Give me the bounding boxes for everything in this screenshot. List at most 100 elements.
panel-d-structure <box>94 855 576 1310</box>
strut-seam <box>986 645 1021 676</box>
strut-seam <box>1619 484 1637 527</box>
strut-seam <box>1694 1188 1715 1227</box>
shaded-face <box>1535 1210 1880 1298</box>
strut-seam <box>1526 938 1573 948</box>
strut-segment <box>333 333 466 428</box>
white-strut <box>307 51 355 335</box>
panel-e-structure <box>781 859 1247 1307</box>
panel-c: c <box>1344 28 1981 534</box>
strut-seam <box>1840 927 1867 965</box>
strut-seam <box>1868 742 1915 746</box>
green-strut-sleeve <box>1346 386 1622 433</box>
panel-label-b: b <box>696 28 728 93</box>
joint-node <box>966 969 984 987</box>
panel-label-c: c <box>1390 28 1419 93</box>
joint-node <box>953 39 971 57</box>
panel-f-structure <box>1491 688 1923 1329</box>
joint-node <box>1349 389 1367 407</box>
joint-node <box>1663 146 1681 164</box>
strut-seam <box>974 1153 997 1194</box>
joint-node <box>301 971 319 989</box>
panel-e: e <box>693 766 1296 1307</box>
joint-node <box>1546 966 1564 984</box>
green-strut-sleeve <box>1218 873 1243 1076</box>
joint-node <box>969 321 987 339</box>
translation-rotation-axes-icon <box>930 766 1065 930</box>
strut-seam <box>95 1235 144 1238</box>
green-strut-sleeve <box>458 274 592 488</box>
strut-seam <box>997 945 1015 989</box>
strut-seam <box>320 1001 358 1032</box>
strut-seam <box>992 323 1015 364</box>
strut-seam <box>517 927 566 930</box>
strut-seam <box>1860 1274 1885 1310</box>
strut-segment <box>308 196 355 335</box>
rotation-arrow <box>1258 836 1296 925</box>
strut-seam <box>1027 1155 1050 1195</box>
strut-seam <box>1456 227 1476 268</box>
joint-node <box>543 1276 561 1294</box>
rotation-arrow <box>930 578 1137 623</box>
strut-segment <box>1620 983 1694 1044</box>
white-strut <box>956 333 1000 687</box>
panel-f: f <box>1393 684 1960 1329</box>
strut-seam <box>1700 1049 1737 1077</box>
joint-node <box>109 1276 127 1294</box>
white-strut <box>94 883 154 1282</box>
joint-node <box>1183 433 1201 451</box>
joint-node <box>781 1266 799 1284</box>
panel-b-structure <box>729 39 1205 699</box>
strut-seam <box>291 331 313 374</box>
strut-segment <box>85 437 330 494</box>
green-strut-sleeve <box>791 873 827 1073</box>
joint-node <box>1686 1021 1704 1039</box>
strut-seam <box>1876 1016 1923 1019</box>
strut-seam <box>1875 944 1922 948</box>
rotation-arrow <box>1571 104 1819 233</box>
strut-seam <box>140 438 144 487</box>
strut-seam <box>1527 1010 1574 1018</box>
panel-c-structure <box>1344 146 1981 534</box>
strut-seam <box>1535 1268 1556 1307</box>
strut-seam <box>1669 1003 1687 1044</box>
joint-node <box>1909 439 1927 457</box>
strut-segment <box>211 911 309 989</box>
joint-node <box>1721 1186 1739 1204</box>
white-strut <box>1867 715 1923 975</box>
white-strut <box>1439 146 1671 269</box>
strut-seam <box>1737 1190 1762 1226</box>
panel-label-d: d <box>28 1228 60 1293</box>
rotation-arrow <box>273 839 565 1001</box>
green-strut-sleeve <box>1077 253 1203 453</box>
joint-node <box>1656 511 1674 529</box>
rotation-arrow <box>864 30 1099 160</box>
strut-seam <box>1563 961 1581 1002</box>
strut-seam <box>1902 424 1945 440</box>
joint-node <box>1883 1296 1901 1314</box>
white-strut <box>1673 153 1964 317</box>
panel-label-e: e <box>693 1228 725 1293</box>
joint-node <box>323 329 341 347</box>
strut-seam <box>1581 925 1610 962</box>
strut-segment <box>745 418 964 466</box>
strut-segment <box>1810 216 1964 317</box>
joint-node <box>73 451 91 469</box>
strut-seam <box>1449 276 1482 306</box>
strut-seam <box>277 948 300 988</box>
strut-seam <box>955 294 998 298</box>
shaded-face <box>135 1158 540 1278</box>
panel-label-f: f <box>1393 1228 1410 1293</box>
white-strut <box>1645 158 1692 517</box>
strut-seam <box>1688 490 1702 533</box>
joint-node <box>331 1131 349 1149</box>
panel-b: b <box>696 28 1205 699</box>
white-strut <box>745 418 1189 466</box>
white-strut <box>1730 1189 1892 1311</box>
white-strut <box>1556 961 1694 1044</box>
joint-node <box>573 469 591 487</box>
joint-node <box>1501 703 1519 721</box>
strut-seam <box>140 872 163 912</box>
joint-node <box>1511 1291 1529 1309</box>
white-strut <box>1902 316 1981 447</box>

> GOAL:
Rewrite all the entries above, changing every "joint-node" to "junction-node" and leaving the rest unchanged.

> RESPONSE:
Give me the bounding boxes for everything in this screenshot. List at most 100 elements.
panel-d-structure <box>94 855 576 1310</box>
strut-seam <box>986 645 1021 676</box>
strut-seam <box>1619 484 1637 527</box>
strut-seam <box>1694 1188 1715 1227</box>
shaded-face <box>1535 1210 1880 1298</box>
strut-seam <box>1526 938 1573 948</box>
strut-segment <box>333 333 466 428</box>
white-strut <box>307 51 355 335</box>
panel-e-structure <box>781 859 1247 1307</box>
panel-c: c <box>1344 28 1981 534</box>
strut-seam <box>1840 927 1867 965</box>
strut-seam <box>1868 742 1915 746</box>
green-strut-sleeve <box>1346 386 1622 433</box>
panel-label-b: b <box>696 28 728 93</box>
junction-node <box>966 969 984 987</box>
panel-label-c: c <box>1390 28 1419 93</box>
junction-node <box>953 39 971 57</box>
panel-f-structure <box>1491 688 1923 1329</box>
junction-node <box>1349 389 1367 407</box>
junction-node <box>1663 146 1681 164</box>
strut-seam <box>974 1153 997 1194</box>
junction-node <box>301 971 319 989</box>
panel-e: e <box>693 766 1296 1307</box>
junction-node <box>1546 966 1564 984</box>
green-strut-sleeve <box>1218 873 1243 1076</box>
junction-node <box>969 321 987 339</box>
translation-rotation-axes-icon <box>930 766 1065 930</box>
strut-seam <box>95 1235 144 1238</box>
green-strut-sleeve <box>458 274 592 488</box>
strut-seam <box>997 945 1015 989</box>
strut-seam <box>320 1001 358 1032</box>
strut-seam <box>992 323 1015 364</box>
strut-seam <box>517 927 566 930</box>
strut-seam <box>1860 1274 1885 1310</box>
strut-segment <box>308 196 355 335</box>
rotation-arrow <box>1258 836 1296 925</box>
strut-seam <box>1027 1155 1050 1195</box>
strut-seam <box>1456 227 1476 268</box>
junction-node <box>543 1276 561 1294</box>
rotation-arrow <box>930 578 1137 623</box>
strut-segment <box>1620 983 1694 1044</box>
white-strut <box>956 333 1000 687</box>
panel-f: f <box>1393 684 1960 1329</box>
strut-seam <box>1700 1049 1737 1077</box>
junction-node <box>109 1276 127 1294</box>
white-strut <box>94 883 154 1282</box>
junction-node <box>1183 433 1201 451</box>
junction-node <box>781 1266 799 1284</box>
panel-b-structure <box>729 39 1205 699</box>
strut-seam <box>291 331 313 374</box>
strut-segment <box>85 437 330 494</box>
green-strut-sleeve <box>791 873 827 1073</box>
junction-node <box>1686 1021 1704 1039</box>
strut-seam <box>1876 1016 1923 1019</box>
strut-seam <box>1875 944 1922 948</box>
rotation-arrow <box>1571 104 1819 233</box>
strut-seam <box>140 438 144 487</box>
strut-seam <box>1527 1010 1574 1018</box>
panel-c-structure <box>1344 146 1981 534</box>
strut-seam <box>1535 1268 1556 1307</box>
strut-seam <box>1669 1003 1687 1044</box>
junction-node <box>1909 439 1927 457</box>
strut-segment <box>211 911 309 989</box>
junction-node <box>1721 1186 1739 1204</box>
white-strut <box>1867 715 1923 975</box>
white-strut <box>1439 146 1671 269</box>
strut-seam <box>1737 1190 1762 1226</box>
panel-label-d: d <box>28 1228 60 1293</box>
rotation-arrow <box>273 839 565 1001</box>
green-strut-sleeve <box>1077 253 1203 453</box>
junction-node <box>1656 511 1674 529</box>
rotation-arrow <box>864 30 1099 160</box>
strut-seam <box>1563 961 1581 1002</box>
strut-seam <box>1902 424 1945 440</box>
junction-node <box>1883 1296 1901 1314</box>
white-strut <box>1673 153 1964 317</box>
panel-label-e: e <box>693 1228 725 1293</box>
junction-node <box>323 329 341 347</box>
strut-seam <box>1581 925 1610 962</box>
strut-segment <box>745 418 964 466</box>
strut-segment <box>1810 216 1964 317</box>
junction-node <box>73 451 91 469</box>
strut-seam <box>1449 276 1482 306</box>
strut-seam <box>277 948 300 988</box>
strut-seam <box>955 294 998 298</box>
shaded-face <box>135 1158 540 1278</box>
panel-label-f: f <box>1393 1228 1410 1293</box>
white-strut <box>1645 158 1692 517</box>
strut-seam <box>1688 490 1702 533</box>
junction-node <box>331 1131 349 1149</box>
panel-b: b <box>696 28 1205 699</box>
white-strut <box>745 418 1189 466</box>
white-strut <box>1730 1189 1892 1311</box>
white-strut <box>1556 961 1694 1044</box>
junction-node <box>573 469 591 487</box>
junction-node <box>1501 703 1519 721</box>
strut-seam <box>140 872 163 912</box>
junction-node <box>1511 1291 1529 1309</box>
white-strut <box>1902 316 1981 447</box>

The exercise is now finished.